SOURCE DATA.

• • •

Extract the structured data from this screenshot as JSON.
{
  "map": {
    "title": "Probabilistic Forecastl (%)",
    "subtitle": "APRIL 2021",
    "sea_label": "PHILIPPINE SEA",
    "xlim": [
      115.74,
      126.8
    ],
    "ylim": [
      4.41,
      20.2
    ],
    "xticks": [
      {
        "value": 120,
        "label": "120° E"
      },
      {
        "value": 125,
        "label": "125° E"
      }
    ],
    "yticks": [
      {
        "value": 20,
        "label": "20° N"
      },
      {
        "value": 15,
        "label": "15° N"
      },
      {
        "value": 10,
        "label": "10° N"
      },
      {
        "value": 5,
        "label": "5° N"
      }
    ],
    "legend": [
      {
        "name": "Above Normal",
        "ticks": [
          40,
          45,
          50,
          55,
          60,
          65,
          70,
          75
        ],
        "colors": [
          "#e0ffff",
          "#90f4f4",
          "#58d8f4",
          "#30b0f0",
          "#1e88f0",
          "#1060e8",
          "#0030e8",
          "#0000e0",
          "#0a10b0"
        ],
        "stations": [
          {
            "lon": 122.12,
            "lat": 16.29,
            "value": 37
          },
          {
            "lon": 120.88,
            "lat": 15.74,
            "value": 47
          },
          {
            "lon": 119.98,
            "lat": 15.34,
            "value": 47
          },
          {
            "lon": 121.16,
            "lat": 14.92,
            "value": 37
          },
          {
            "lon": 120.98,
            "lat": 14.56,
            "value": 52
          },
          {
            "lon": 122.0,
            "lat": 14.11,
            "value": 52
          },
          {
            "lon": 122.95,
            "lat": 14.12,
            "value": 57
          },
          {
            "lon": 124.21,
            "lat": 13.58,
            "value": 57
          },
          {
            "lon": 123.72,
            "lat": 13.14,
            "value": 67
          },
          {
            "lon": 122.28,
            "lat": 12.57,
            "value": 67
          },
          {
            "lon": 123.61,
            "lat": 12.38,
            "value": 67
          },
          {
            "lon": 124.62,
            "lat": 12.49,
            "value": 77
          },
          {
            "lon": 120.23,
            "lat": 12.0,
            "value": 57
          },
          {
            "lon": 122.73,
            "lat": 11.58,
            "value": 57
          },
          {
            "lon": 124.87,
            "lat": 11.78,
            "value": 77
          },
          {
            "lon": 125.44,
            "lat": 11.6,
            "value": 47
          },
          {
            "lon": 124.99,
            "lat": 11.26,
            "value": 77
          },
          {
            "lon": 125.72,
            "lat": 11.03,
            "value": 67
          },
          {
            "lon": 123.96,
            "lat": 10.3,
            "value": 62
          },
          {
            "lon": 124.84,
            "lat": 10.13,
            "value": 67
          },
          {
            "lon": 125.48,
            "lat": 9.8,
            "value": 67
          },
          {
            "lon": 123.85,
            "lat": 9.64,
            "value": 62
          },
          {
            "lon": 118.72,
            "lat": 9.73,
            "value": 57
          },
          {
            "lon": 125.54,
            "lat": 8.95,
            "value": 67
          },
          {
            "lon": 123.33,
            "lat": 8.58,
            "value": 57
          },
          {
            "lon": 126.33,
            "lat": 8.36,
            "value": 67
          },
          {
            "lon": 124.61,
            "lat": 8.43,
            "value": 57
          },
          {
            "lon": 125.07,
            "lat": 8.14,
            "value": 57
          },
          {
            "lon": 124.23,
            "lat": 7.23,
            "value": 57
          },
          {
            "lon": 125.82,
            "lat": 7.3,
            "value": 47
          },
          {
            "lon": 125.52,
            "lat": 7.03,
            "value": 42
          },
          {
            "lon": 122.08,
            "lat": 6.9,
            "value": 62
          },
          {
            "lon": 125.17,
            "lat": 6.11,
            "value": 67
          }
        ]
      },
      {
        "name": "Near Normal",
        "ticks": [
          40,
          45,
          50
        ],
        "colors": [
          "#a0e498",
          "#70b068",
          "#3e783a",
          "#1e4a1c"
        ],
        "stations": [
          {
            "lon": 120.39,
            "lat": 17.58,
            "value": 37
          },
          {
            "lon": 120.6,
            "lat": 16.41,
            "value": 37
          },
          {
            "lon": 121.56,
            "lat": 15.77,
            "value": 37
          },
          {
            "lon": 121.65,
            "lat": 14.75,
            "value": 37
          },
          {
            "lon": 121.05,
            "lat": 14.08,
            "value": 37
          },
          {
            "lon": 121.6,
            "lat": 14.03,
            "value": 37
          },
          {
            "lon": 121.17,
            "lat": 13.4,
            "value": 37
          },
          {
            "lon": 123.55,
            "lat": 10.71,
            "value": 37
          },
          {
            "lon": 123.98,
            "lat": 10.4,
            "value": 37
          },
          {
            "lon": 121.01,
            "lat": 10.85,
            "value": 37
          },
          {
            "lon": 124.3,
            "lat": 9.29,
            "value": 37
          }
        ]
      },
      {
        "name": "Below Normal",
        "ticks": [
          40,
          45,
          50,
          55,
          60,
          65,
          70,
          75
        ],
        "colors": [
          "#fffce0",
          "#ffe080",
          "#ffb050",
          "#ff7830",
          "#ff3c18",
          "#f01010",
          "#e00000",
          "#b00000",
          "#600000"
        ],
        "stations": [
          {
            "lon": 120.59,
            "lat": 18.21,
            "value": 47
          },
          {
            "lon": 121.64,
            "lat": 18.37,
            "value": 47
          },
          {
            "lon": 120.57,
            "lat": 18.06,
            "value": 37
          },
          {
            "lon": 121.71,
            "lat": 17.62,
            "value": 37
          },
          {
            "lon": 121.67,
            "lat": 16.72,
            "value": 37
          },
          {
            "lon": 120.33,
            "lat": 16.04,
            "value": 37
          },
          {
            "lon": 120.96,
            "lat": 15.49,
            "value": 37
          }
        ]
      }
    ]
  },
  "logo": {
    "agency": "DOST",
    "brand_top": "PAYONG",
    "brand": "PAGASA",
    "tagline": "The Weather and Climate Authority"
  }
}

• • •

EXERCISE DIRECTIONS. Word for word, restate all of the data shown above.

REPLY TO THE TASK.
Extract the structured data from this screenshot as JSON.
{
  "map": {
    "title": "Probabilistic Forecastl (%)",
    "subtitle": "APRIL 2021",
    "sea_label": "PHILIPPINE SEA",
    "xlim": [
      115.74,
      126.8
    ],
    "ylim": [
      4.41,
      20.2
    ],
    "xticks": [
      {
        "value": 120,
        "label": "120° E"
      },
      {
        "value": 125,
        "label": "125° E"
      }
    ],
    "yticks": [
      {
        "value": 20,
        "label": "20° N"
      },
      {
        "value": 15,
        "label": "15° N"
      },
      {
        "value": 10,
        "label": "10° N"
      },
      {
        "value": 5,
        "label": "5° N"
      }
    ],
    "legend": [
      {
        "name": "Above Normal",
        "ticks": [
          40,
          45,
          50,
          55,
          60,
          65,
          70,
          75
        ],
        "colors": [
          "#e0ffff",
          "#90f4f4",
          "#58d8f4",
          "#30b0f0",
          "#1e88f0",
          "#1060e8",
          "#0030e8",
          "#0000e0",
          "#0a10b0"
        ],
        "stations": [
          {
            "lon": 122.12,
            "lat": 16.29,
            "value": 37
          },
          {
            "lon": 120.88,
            "lat": 15.74,
            "value": 47
          },
          {
            "lon": 119.98,
            "lat": 15.34,
            "value": 47
          },
          {
            "lon": 121.16,
            "lat": 14.92,
            "value": 37
          },
          {
            "lon": 120.98,
            "lat": 14.56,
            "value": 52
          },
          {
            "lon": 122.0,
            "lat": 14.11,
            "value": 52
          },
          {
            "lon": 122.95,
            "lat": 14.12,
            "value": 57
          },
          {
            "lon": 124.21,
            "lat": 13.58,
            "value": 57
          },
          {
            "lon": 123.72,
            "lat": 13.14,
            "value": 67
          },
          {
            "lon": 122.28,
            "lat": 12.57,
            "value": 67
          },
          {
            "lon": 123.61,
            "lat": 12.38,
            "value": 67
          },
          {
            "lon": 124.62,
            "lat": 12.49,
            "value": 77
          },
          {
            "lon": 120.23,
            "lat": 12.0,
            "value": 57
          },
          {
            "lon": 122.73,
            "lat": 11.58,
            "value": 57
          },
          {
            "lon": 124.87,
            "lat": 11.78,
            "value": 77
          },
          {
            "lon": 125.44,
            "lat": 11.6,
            "value": 47
          },
          {
            "lon": 124.99,
            "lat": 11.26,
            "value": 77
          },
          {
            "lon": 125.72,
            "lat": 11.03,
            "value": 67
          },
          {
            "lon": 123.96,
            "lat": 10.3,
            "value": 62
          },
          {
            "lon": 124.84,
            "lat": 10.13,
            "value": 67
          },
          {
            "lon": 125.48,
            "lat": 9.8,
            "value": 67
          },
          {
            "lon": 123.85,
            "lat": 9.64,
            "value": 62
          },
          {
            "lon": 118.72,
            "lat": 9.73,
            "value": 57
          },
          {
            "lon": 125.54,
            "lat": 8.95,
            "value": 67
          },
          {
            "lon": 123.33,
            "lat": 8.58,
            "value": 57
          },
          {
            "lon": 126.33,
            "lat": 8.36,
            "value": 67
          },
          {
            "lon": 124.61,
            "lat": 8.43,
            "value": 57
          },
          {
            "lon": 125.07,
            "lat": 8.14,
            "value": 57
          },
          {
            "lon": 124.23,
            "lat": 7.23,
            "value": 57
          },
          {
            "lon": 125.82,
            "lat": 7.3,
            "value": 47
          },
          {
            "lon": 125.52,
            "lat": 7.03,
            "value": 42
          },
          {
            "lon": 122.08,
            "lat": 6.9,
            "value": 62
          },
          {
            "lon": 125.17,
            "lat": 6.11,
            "value": 67
          }
        ]
      },
      {
        "name": "Near Normal",
        "ticks": [
          40,
          45,
          50
        ],
        "colors": [
          "#a0e498",
          "#70b068",
          "#3e783a",
          "#1e4a1c"
        ],
        "stations": [
          {
            "lon": 120.39,
            "lat": 17.58,
            "value": 37
          },
          {
            "lon": 120.6,
            "lat": 16.41,
            "value": 37
          },
          {
            "lon": 121.56,
            "lat": 15.77,
            "value": 37
          },
          {
            "lon": 121.65,
            "lat": 14.75,
            "value": 37
          },
          {
            "lon": 121.05,
            "lat": 14.08,
            "value": 37
          },
          {
            "lon": 121.6,
            "lat": 14.03,
            "value": 37
          },
          {
            "lon": 121.17,
            "lat": 13.4,
            "value": 37
          },
          {
            "lon": 123.55,
            "lat": 10.71,
            "value": 37
          },
          {
            "lon": 123.98,
            "lat": 10.4,
            "value": 37
          },
          {
            "lon": 121.01,
            "lat": 10.85,
            "value": 37
          },
          {
            "lon": 124.3,
            "lat": 9.29,
            "value": 37
          }
        ]
      },
      {
        "name": "Below Normal",
        "ticks": [
          40,
          45,
          50,
          55,
          60,
          65,
          70,
          75
        ],
        "colors": [
          "#fffce0",
          "#ffe080",
          "#ffb050",
          "#ff7830",
          "#ff3c18",
          "#f01010",
          "#e00000",
          "#b00000",
          "#600000"
        ],
        "stations": [
          {
            "lon": 120.59,
            "lat": 18.21,
            "value": 47
          },
          {
            "lon": 121.64,
            "lat": 18.37,
            "value": 47
          },
          {
            "lon": 120.57,
            "lat": 18.06,
            "value": 37
          },
          {
            "lon": 121.71,
            "lat": 17.62,
            "value": 37
          },
          {
            "lon": 121.67,
            "lat": 16.72,
            "value": 37
          },
          {
            "lon": 120.33,
            "lat": 16.04,
            "value": 37
          },
          {
            "lon": 120.96,
            "lat": 15.49,
            "value": 37
          }
        ]
      }
    ]
  },
  "logo": {
    "agency": "DOST",
    "brand_top": "PAYONG",
    "brand": "PAGASA",
    "tagline": "The Weather and Climate Authority"
  }
}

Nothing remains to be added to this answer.